ページ抜粋
══════════════════════════════

災害を受け、そこから復興し、社会が大きく変わるということを人類は繰り返してきました。日本でいえば、関東大震災、戦災、阪神・淡路、中越、東日本と、大きな復興都市づくりをした歴史があります。私は東京の防災都市計画に関わっていますが、実は戦災からの復興計画において、東京はほかの日本の都市に比べて計画が実行されなかった都市なのです。そのため、東京こそが「事前復興」という都市づくりを考える課題を持っているのです」

 

事前復興とはどういう考え方か

「阪神・淡路大震災の時に東京都は被害想定を行っていました。東京の直下型震災では50万棟もの消失が想定され、これは阪神・淡路大震災の5倍近い。これは同じスピードで復興させるには、復興対策も事前に準備しておく必要があるというのが、事前復興を考えはじめたスタートでした。
 それまでは、国の防災基本計画も、自治体の地域防災計画も『大きく被災したら、計画的に復興します』としか書いていなかった。『起きてから考えたらよい』ということでした」
「木造密集市街地では防災まちづくりを進めてきましてが、なかなか被害は減りません。ひとたび大震災になると大被害です。火災が発生したらまちをどう復興するのかを、被害想定に基づいて、普段から住民、行政、専門家で考えておくのが事前復興です
 現在、いくつかの地域で、「事前復興まちづくり訓練」が進められている。

══════════════════════════════

対象の行
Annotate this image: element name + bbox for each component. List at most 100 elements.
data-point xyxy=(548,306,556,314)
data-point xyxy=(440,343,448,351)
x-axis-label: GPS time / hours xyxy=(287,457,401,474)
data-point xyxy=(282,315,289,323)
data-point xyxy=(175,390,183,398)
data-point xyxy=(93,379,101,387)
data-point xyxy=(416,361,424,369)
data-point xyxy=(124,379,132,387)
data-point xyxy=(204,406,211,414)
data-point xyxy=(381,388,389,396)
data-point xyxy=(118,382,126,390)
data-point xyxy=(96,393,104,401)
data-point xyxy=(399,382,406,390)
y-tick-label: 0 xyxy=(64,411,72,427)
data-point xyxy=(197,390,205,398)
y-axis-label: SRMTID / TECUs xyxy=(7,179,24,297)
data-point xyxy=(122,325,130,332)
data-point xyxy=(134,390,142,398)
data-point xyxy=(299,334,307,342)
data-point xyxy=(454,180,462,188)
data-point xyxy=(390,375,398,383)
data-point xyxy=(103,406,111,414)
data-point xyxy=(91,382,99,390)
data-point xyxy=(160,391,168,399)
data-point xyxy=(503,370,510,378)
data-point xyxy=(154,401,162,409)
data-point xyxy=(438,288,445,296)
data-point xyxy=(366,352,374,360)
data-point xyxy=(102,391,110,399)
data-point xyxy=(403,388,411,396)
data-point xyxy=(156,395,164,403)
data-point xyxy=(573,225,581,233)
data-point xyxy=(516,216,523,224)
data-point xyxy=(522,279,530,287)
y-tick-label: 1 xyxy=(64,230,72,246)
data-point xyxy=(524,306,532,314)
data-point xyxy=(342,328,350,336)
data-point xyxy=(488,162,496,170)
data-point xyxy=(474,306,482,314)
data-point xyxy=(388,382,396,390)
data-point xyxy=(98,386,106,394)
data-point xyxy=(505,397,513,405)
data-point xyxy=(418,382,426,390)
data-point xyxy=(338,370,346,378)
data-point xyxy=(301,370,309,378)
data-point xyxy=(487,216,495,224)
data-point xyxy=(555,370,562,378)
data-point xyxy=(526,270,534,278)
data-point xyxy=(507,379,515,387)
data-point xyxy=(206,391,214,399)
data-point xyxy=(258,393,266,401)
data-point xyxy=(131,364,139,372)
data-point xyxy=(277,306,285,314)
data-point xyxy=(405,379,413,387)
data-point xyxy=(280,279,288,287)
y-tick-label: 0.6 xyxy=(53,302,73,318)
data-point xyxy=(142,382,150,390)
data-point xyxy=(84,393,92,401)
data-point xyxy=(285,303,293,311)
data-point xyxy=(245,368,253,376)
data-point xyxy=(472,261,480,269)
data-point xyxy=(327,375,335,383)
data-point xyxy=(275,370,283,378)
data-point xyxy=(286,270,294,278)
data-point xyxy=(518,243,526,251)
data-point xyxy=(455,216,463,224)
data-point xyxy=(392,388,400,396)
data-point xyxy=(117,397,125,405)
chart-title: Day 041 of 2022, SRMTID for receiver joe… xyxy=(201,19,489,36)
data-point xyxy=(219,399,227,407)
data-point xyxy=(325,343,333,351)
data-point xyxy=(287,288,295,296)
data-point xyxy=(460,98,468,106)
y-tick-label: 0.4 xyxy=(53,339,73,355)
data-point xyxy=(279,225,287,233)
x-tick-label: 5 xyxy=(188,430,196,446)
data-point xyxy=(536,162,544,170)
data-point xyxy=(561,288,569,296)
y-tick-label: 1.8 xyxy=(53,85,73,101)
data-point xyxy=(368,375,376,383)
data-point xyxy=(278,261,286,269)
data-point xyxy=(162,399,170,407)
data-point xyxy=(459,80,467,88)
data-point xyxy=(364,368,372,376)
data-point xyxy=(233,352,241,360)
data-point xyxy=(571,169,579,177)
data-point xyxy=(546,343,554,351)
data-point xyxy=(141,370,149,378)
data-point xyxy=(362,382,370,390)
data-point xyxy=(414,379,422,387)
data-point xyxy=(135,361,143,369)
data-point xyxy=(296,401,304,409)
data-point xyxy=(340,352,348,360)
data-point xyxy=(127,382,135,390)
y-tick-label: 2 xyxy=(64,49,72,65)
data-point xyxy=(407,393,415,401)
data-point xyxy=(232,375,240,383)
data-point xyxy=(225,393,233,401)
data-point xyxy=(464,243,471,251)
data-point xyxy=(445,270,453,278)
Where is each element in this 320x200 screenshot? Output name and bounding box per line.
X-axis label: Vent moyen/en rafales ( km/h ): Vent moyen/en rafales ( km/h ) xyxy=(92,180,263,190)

══════════════════════════════

作業内容
#1 行の先頭から「y-tick-label: 1 xyxy=(64,230,72,246)」を含む行までを、その行も含めて書き直すこと。「data-point」を「marker」に置き換え、それ以外は変えない。
#2 事前復興について述べた抜粋の最後の文の後から、続きを書くこと。

作業の結果
#1
Annotate this image: element name + bbox for each component. List at most 100 elements.
marker xyxy=(548,306,556,314)
marker xyxy=(440,343,448,351)
x-axis-label: GPS time / hours xyxy=(287,457,401,474)
marker xyxy=(282,315,289,323)
marker xyxy=(175,390,183,398)
marker xyxy=(93,379,101,387)
marker xyxy=(416,361,424,369)
marker xyxy=(124,379,132,387)
marker xyxy=(204,406,211,414)
marker xyxy=(381,388,389,396)
marker xyxy=(118,382,126,390)
marker xyxy=(96,393,104,401)
marker xyxy=(399,382,406,390)
y-tick-label: 0 xyxy=(64,411,72,427)
marker xyxy=(197,390,205,398)
y-axis-label: SRMTID / TECUs xyxy=(7,179,24,297)
marker xyxy=(122,325,130,332)
marker xyxy=(134,390,142,398)
marker xyxy=(299,334,307,342)
marker xyxy=(454,180,462,188)
marker xyxy=(390,375,398,383)
marker xyxy=(103,406,111,414)
marker xyxy=(91,382,99,390)
marker xyxy=(160,391,168,399)
marker xyxy=(503,370,510,378)
marker xyxy=(154,401,162,409)
marker xyxy=(438,288,445,296)
marker xyxy=(366,352,374,360)
marker xyxy=(102,391,110,399)
marker xyxy=(403,388,411,396)
marker xyxy=(156,395,164,403)
marker xyxy=(573,225,581,233)
marker xyxy=(516,216,523,224)
marker xyxy=(522,279,530,287)
y-tick-label: 1 xyxy=(64,230,72,246)

#2
「東京都は世界ではじめて1997年に『都市復興マニュアル』を策定しました。これは都市の復興をどのように進めるかの段取りを決めたマニュアルです。しかし、復興に必要なものは段取りより、目標像の合意です。そこで、2001年に『震災復興グランドデザイン』を策定し公表、「震災復興検討会議」が災害後すぐに立ち上げられるよう、すでの今から組織されています。区部では、葛飾区が2007年に都市計画マスタープランの改定で『震災復興まちづくり方針』を入れています。また住民と一緒に『復興まちづくり訓練』を行って、マニュアルと条例も作りました。

 

関東大震災の経験から
東日本大震災を考える
「関東大震災のころは、出生率が6.0。当日のお母さんは子供を6人産み、うちの5人は都会へ流入するという人口増加の時代でした。復興院のトップである後藤新平が考えたのは、人口が増加して国が近代化する時代の復興として可能な限り計画的に大きく都市をつくることでした。しかし、人口減少時代での復興では、都市空間(ハードウェア)の復興を先に考えることが難しい。東日本大震災はそういう時代です。むしろ、地域社会(ソフトウェア)に合わせた過不足ない都市空間をどう復興するかという課題です。この2年間の復興の難しさはそこにありました」
 本当にどんなまち、村に復興するのか、きめ細かく議論していく必要があるのだ。

 また復興過程では働く場所の復興、被災者の仕事の問題もあるのだ。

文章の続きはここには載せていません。